ENTRIES SHOWN:
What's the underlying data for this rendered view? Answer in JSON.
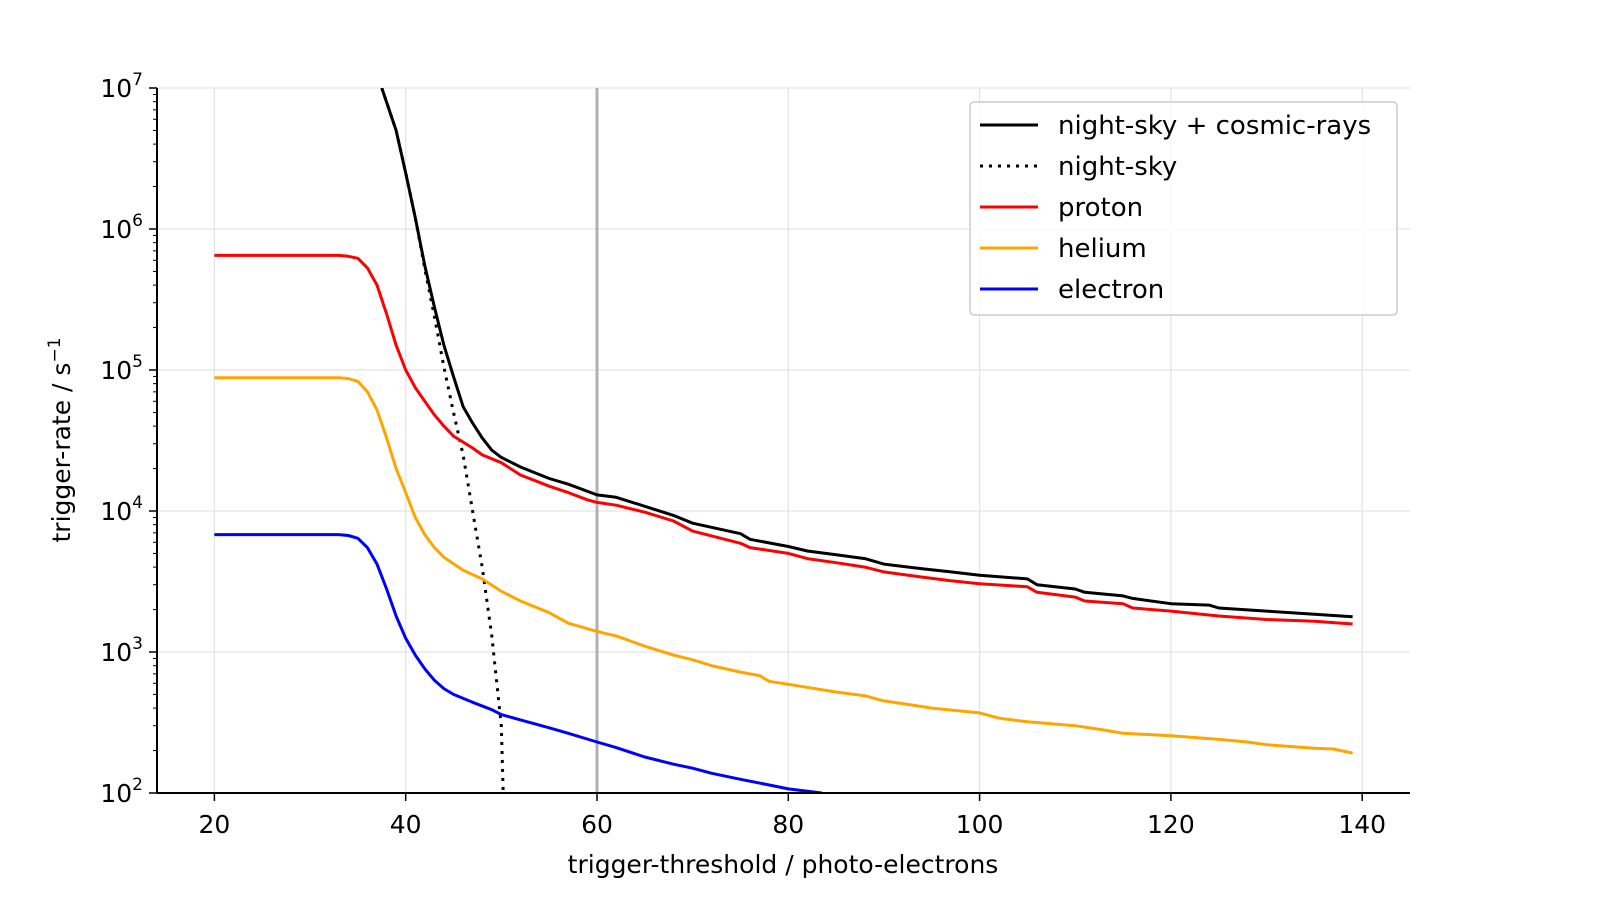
{
  "chart_data": {
    "type": "line",
    "xlabel": "trigger-threshold / photo-electrons",
    "ylabel": "trigger-rate / s",
    "ylabel_superscript": "−1",
    "xlim": [
      14,
      145
    ],
    "ylim": [
      100,
      10000000
    ],
    "yscale": "log",
    "grid": true,
    "legend_position": "top-right",
    "x_ticks": [
      20,
      40,
      60,
      80,
      100,
      120,
      140
    ],
    "y_ticks": [
      {
        "value": 100,
        "base": "10",
        "exp": "2"
      },
      {
        "value": 1000,
        "base": "10",
        "exp": "3"
      },
      {
        "value": 10000,
        "base": "10",
        "exp": "4"
      },
      {
        "value": 100000,
        "base": "10",
        "exp": "5"
      },
      {
        "value": 1000000,
        "base": "10",
        "exp": "6"
      },
      {
        "value": 10000000,
        "base": "10",
        "exp": "7"
      }
    ],
    "vline": {
      "x": 60,
      "color": "#b0b0b0"
    },
    "series": [
      {
        "name": "night-sky + cosmic-rays",
        "color": "#000000",
        "dash": "solid",
        "points": [
          [
            37.5,
            10000000
          ],
          [
            39,
            5000000
          ],
          [
            40,
            2500000
          ],
          [
            41,
            1200000
          ],
          [
            42,
            550000
          ],
          [
            43,
            280000
          ],
          [
            44,
            150000
          ],
          [
            45,
            90000
          ],
          [
            46,
            55000
          ],
          [
            47,
            42000
          ],
          [
            48,
            33000
          ],
          [
            49,
            27000
          ],
          [
            50,
            24000
          ],
          [
            52,
            20500
          ],
          [
            55,
            17000
          ],
          [
            57,
            15500
          ],
          [
            60,
            13000
          ],
          [
            62,
            12500
          ],
          [
            65,
            10800
          ],
          [
            68,
            9300
          ],
          [
            70,
            8200
          ],
          [
            75,
            6900
          ],
          [
            76,
            6300
          ],
          [
            80,
            5600
          ],
          [
            82,
            5200
          ],
          [
            85,
            4900
          ],
          [
            88,
            4600
          ],
          [
            90,
            4200
          ],
          [
            94,
            3900
          ],
          [
            97,
            3700
          ],
          [
            100,
            3500
          ],
          [
            105,
            3300
          ],
          [
            106,
            3000
          ],
          [
            110,
            2800
          ],
          [
            111,
            2650
          ],
          [
            115,
            2500
          ],
          [
            116,
            2400
          ],
          [
            120,
            2200
          ],
          [
            124,
            2150
          ],
          [
            125,
            2050
          ],
          [
            130,
            1950
          ],
          [
            135,
            1850
          ],
          [
            139,
            1780
          ]
        ]
      },
      {
        "name": "night-sky",
        "color": "#000000",
        "dash": "dotted",
        "points": [
          [
            37.5,
            10000000
          ],
          [
            39,
            5000000
          ],
          [
            40,
            2500000
          ],
          [
            41,
            1200000
          ],
          [
            42,
            520000
          ],
          [
            43,
            240000
          ],
          [
            44,
            105000
          ],
          [
            45,
            50000
          ],
          [
            46,
            25000
          ],
          [
            47,
            10000
          ],
          [
            48,
            4000
          ],
          [
            49,
            1300
          ],
          [
            50,
            300
          ],
          [
            50.2,
            100
          ]
        ]
      },
      {
        "name": "proton",
        "color": "#ff0000",
        "dash": "solid",
        "points": [
          [
            20,
            650000
          ],
          [
            33,
            650000
          ],
          [
            34,
            640000
          ],
          [
            35,
            620000
          ],
          [
            36,
            530000
          ],
          [
            37,
            400000
          ],
          [
            38,
            250000
          ],
          [
            39,
            150000
          ],
          [
            40,
            100000
          ],
          [
            41,
            75000
          ],
          [
            42,
            60000
          ],
          [
            43,
            48000
          ],
          [
            44,
            40000
          ],
          [
            45,
            34000
          ],
          [
            47,
            28000
          ],
          [
            48,
            25000
          ],
          [
            50,
            22000
          ],
          [
            52,
            18000
          ],
          [
            55,
            15000
          ],
          [
            57,
            13500
          ],
          [
            59,
            12000
          ],
          [
            60,
            11500
          ],
          [
            62,
            11000
          ],
          [
            65,
            9800
          ],
          [
            68,
            8500
          ],
          [
            70,
            7200
          ],
          [
            75,
            5900
          ],
          [
            76,
            5500
          ],
          [
            80,
            5000
          ],
          [
            82,
            4600
          ],
          [
            85,
            4300
          ],
          [
            88,
            4000
          ],
          [
            90,
            3700
          ],
          [
            94,
            3400
          ],
          [
            97,
            3200
          ],
          [
            100,
            3050
          ],
          [
            105,
            2900
          ],
          [
            106,
            2650
          ],
          [
            110,
            2450
          ],
          [
            111,
            2300
          ],
          [
            115,
            2200
          ],
          [
            116,
            2050
          ],
          [
            120,
            1950
          ],
          [
            125,
            1800
          ],
          [
            130,
            1700
          ],
          [
            135,
            1650
          ],
          [
            139,
            1580
          ]
        ]
      },
      {
        "name": "helium",
        "color": "#ffa500",
        "dash": "solid",
        "points": [
          [
            20,
            88000
          ],
          [
            33,
            88000
          ],
          [
            34,
            87000
          ],
          [
            35,
            83000
          ],
          [
            36,
            70000
          ],
          [
            37,
            52000
          ],
          [
            38,
            33000
          ],
          [
            39,
            20000
          ],
          [
            40,
            13500
          ],
          [
            41,
            9000
          ],
          [
            42,
            6800
          ],
          [
            43,
            5500
          ],
          [
            44,
            4700
          ],
          [
            46,
            3800
          ],
          [
            48,
            3300
          ],
          [
            50,
            2700
          ],
          [
            52,
            2300
          ],
          [
            55,
            1900
          ],
          [
            57,
            1600
          ],
          [
            60,
            1400
          ],
          [
            62,
            1300
          ],
          [
            65,
            1100
          ],
          [
            68,
            950
          ],
          [
            70,
            880
          ],
          [
            72,
            800
          ],
          [
            75,
            720
          ],
          [
            77,
            680
          ],
          [
            78,
            620
          ],
          [
            80,
            590
          ],
          [
            85,
            520
          ],
          [
            88,
            490
          ],
          [
            90,
            450
          ],
          [
            93,
            420
          ],
          [
            95,
            400
          ],
          [
            100,
            370
          ],
          [
            102,
            340
          ],
          [
            105,
            320
          ],
          [
            110,
            300
          ],
          [
            113,
            280
          ],
          [
            115,
            265
          ],
          [
            120,
            255
          ],
          [
            125,
            240
          ],
          [
            128,
            230
          ],
          [
            130,
            220
          ],
          [
            135,
            208
          ],
          [
            137,
            205
          ],
          [
            139,
            192
          ]
        ]
      },
      {
        "name": "electron",
        "color": "#0000ff",
        "dash": "solid",
        "points": [
          [
            20,
            6800
          ],
          [
            33,
            6800
          ],
          [
            34,
            6700
          ],
          [
            35,
            6400
          ],
          [
            36,
            5500
          ],
          [
            37,
            4200
          ],
          [
            38,
            2800
          ],
          [
            39,
            1800
          ],
          [
            40,
            1250
          ],
          [
            41,
            950
          ],
          [
            42,
            760
          ],
          [
            43,
            630
          ],
          [
            44,
            550
          ],
          [
            45,
            500
          ],
          [
            47,
            440
          ],
          [
            49,
            390
          ],
          [
            50,
            360
          ],
          [
            52,
            330
          ],
          [
            55,
            290
          ],
          [
            57,
            265
          ],
          [
            60,
            230
          ],
          [
            62,
            210
          ],
          [
            65,
            180
          ],
          [
            68,
            160
          ],
          [
            70,
            150
          ],
          [
            72,
            138
          ],
          [
            75,
            125
          ],
          [
            78,
            114
          ],
          [
            80,
            107
          ],
          [
            83.5,
            100
          ]
        ]
      }
    ]
  }
}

THE TASK:
Copy every record character for character. Skip the pictures.

ANSWER TO THIS EXERCISE:
What's the underlying data for this rendered view? Answer in JSON.
{
  "chart_data": {
    "type": "line",
    "xlabel": "trigger-threshold / photo-electrons",
    "ylabel": "trigger-rate / s",
    "ylabel_superscript": "−1",
    "xlim": [
      14,
      145
    ],
    "ylim": [
      100,
      10000000
    ],
    "yscale": "log",
    "grid": true,
    "legend_position": "top-right",
    "x_ticks": [
      20,
      40,
      60,
      80,
      100,
      120,
      140
    ],
    "y_ticks": [
      {
        "value": 100,
        "base": "10",
        "exp": "2"
      },
      {
        "value": 1000,
        "base": "10",
        "exp": "3"
      },
      {
        "value": 10000,
        "base": "10",
        "exp": "4"
      },
      {
        "value": 100000,
        "base": "10",
        "exp": "5"
      },
      {
        "value": 1000000,
        "base": "10",
        "exp": "6"
      },
      {
        "value": 10000000,
        "base": "10",
        "exp": "7"
      }
    ],
    "vline": {
      "x": 60,
      "color": "#b0b0b0"
    },
    "series": [
      {
        "name": "night-sky + cosmic-rays",
        "color": "#000000",
        "dash": "solid",
        "points": [
          [
            37.5,
            10000000
          ],
          [
            39,
            5000000
          ],
          [
            40,
            2500000
          ],
          [
            41,
            1200000
          ],
          [
            42,
            550000
          ],
          [
            43,
            280000
          ],
          [
            44,
            150000
          ],
          [
            45,
            90000
          ],
          [
            46,
            55000
          ],
          [
            47,
            42000
          ],
          [
            48,
            33000
          ],
          [
            49,
            27000
          ],
          [
            50,
            24000
          ],
          [
            52,
            20500
          ],
          [
            55,
            17000
          ],
          [
            57,
            15500
          ],
          [
            60,
            13000
          ],
          [
            62,
            12500
          ],
          [
            65,
            10800
          ],
          [
            68,
            9300
          ],
          [
            70,
            8200
          ],
          [
            75,
            6900
          ],
          [
            76,
            6300
          ],
          [
            80,
            5600
          ],
          [
            82,
            5200
          ],
          [
            85,
            4900
          ],
          [
            88,
            4600
          ],
          [
            90,
            4200
          ],
          [
            94,
            3900
          ],
          [
            97,
            3700
          ],
          [
            100,
            3500
          ],
          [
            105,
            3300
          ],
          [
            106,
            3000
          ],
          [
            110,
            2800
          ],
          [
            111,
            2650
          ],
          [
            115,
            2500
          ],
          [
            116,
            2400
          ],
          [
            120,
            2200
          ],
          [
            124,
            2150
          ],
          [
            125,
            2050
          ],
          [
            130,
            1950
          ],
          [
            135,
            1850
          ],
          [
            139,
            1780
          ]
        ]
      },
      {
        "name": "night-sky",
        "color": "#000000",
        "dash": "dotted",
        "points": [
          [
            37.5,
            10000000
          ],
          [
            39,
            5000000
          ],
          [
            40,
            2500000
          ],
          [
            41,
            1200000
          ],
          [
            42,
            520000
          ],
          [
            43,
            240000
          ],
          [
            44,
            105000
          ],
          [
            45,
            50000
          ],
          [
            46,
            25000
          ],
          [
            47,
            10000
          ],
          [
            48,
            4000
          ],
          [
            49,
            1300
          ],
          [
            50,
            300
          ],
          [
            50.2,
            100
          ]
        ]
      },
      {
        "name": "proton",
        "color": "#ff0000",
        "dash": "solid",
        "points": [
          [
            20,
            650000
          ],
          [
            33,
            650000
          ],
          [
            34,
            640000
          ],
          [
            35,
            620000
          ],
          [
            36,
            530000
          ],
          [
            37,
            400000
          ],
          [
            38,
            250000
          ],
          [
            39,
            150000
          ],
          [
            40,
            100000
          ],
          [
            41,
            75000
          ],
          [
            42,
            60000
          ],
          [
            43,
            48000
          ],
          [
            44,
            40000
          ],
          [
            45,
            34000
          ],
          [
            47,
            28000
          ],
          [
            48,
            25000
          ],
          [
            50,
            22000
          ],
          [
            52,
            18000
          ],
          [
            55,
            15000
          ],
          [
            57,
            13500
          ],
          [
            59,
            12000
          ],
          [
            60,
            11500
          ],
          [
            62,
            11000
          ],
          [
            65,
            9800
          ],
          [
            68,
            8500
          ],
          [
            70,
            7200
          ],
          [
            75,
            5900
          ],
          [
            76,
            5500
          ],
          [
            80,
            5000
          ],
          [
            82,
            4600
          ],
          [
            85,
            4300
          ],
          [
            88,
            4000
          ],
          [
            90,
            3700
          ],
          [
            94,
            3400
          ],
          [
            97,
            3200
          ],
          [
            100,
            3050
          ],
          [
            105,
            2900
          ],
          [
            106,
            2650
          ],
          [
            110,
            2450
          ],
          [
            111,
            2300
          ],
          [
            115,
            2200
          ],
          [
            116,
            2050
          ],
          [
            120,
            1950
          ],
          [
            125,
            1800
          ],
          [
            130,
            1700
          ],
          [
            135,
            1650
          ],
          [
            139,
            1580
          ]
        ]
      },
      {
        "name": "helium",
        "color": "#ffa500",
        "dash": "solid",
        "points": [
          [
            20,
            88000
          ],
          [
            33,
            88000
          ],
          [
            34,
            87000
          ],
          [
            35,
            83000
          ],
          [
            36,
            70000
          ],
          [
            37,
            52000
          ],
          [
            38,
            33000
          ],
          [
            39,
            20000
          ],
          [
            40,
            13500
          ],
          [
            41,
            9000
          ],
          [
            42,
            6800
          ],
          [
            43,
            5500
          ],
          [
            44,
            4700
          ],
          [
            46,
            3800
          ],
          [
            48,
            3300
          ],
          [
            50,
            2700
          ],
          [
            52,
            2300
          ],
          [
            55,
            1900
          ],
          [
            57,
            1600
          ],
          [
            60,
            1400
          ],
          [
            62,
            1300
          ],
          [
            65,
            1100
          ],
          [
            68,
            950
          ],
          [
            70,
            880
          ],
          [
            72,
            800
          ],
          [
            75,
            720
          ],
          [
            77,
            680
          ],
          [
            78,
            620
          ],
          [
            80,
            590
          ],
          [
            85,
            520
          ],
          [
            88,
            490
          ],
          [
            90,
            450
          ],
          [
            93,
            420
          ],
          [
            95,
            400
          ],
          [
            100,
            370
          ],
          [
            102,
            340
          ],
          [
            105,
            320
          ],
          [
            110,
            300
          ],
          [
            113,
            280
          ],
          [
            115,
            265
          ],
          [
            120,
            255
          ],
          [
            125,
            240
          ],
          [
            128,
            230
          ],
          [
            130,
            220
          ],
          [
            135,
            208
          ],
          [
            137,
            205
          ],
          [
            139,
            192
          ]
        ]
      },
      {
        "name": "electron",
        "color": "#0000ff",
        "dash": "solid",
        "points": [
          [
            20,
            6800
          ],
          [
            33,
            6800
          ],
          [
            34,
            6700
          ],
          [
            35,
            6400
          ],
          [
            36,
            5500
          ],
          [
            37,
            4200
          ],
          [
            38,
            2800
          ],
          [
            39,
            1800
          ],
          [
            40,
            1250
          ],
          [
            41,
            950
          ],
          [
            42,
            760
          ],
          [
            43,
            630
          ],
          [
            44,
            550
          ],
          [
            45,
            500
          ],
          [
            47,
            440
          ],
          [
            49,
            390
          ],
          [
            50,
            360
          ],
          [
            52,
            330
          ],
          [
            55,
            290
          ],
          [
            57,
            265
          ],
          [
            60,
            230
          ],
          [
            62,
            210
          ],
          [
            65,
            180
          ],
          [
            68,
            160
          ],
          [
            70,
            150
          ],
          [
            72,
            138
          ],
          [
            75,
            125
          ],
          [
            78,
            114
          ],
          [
            80,
            107
          ],
          [
            83.5,
            100
          ]
        ]
      }
    ]
  }
}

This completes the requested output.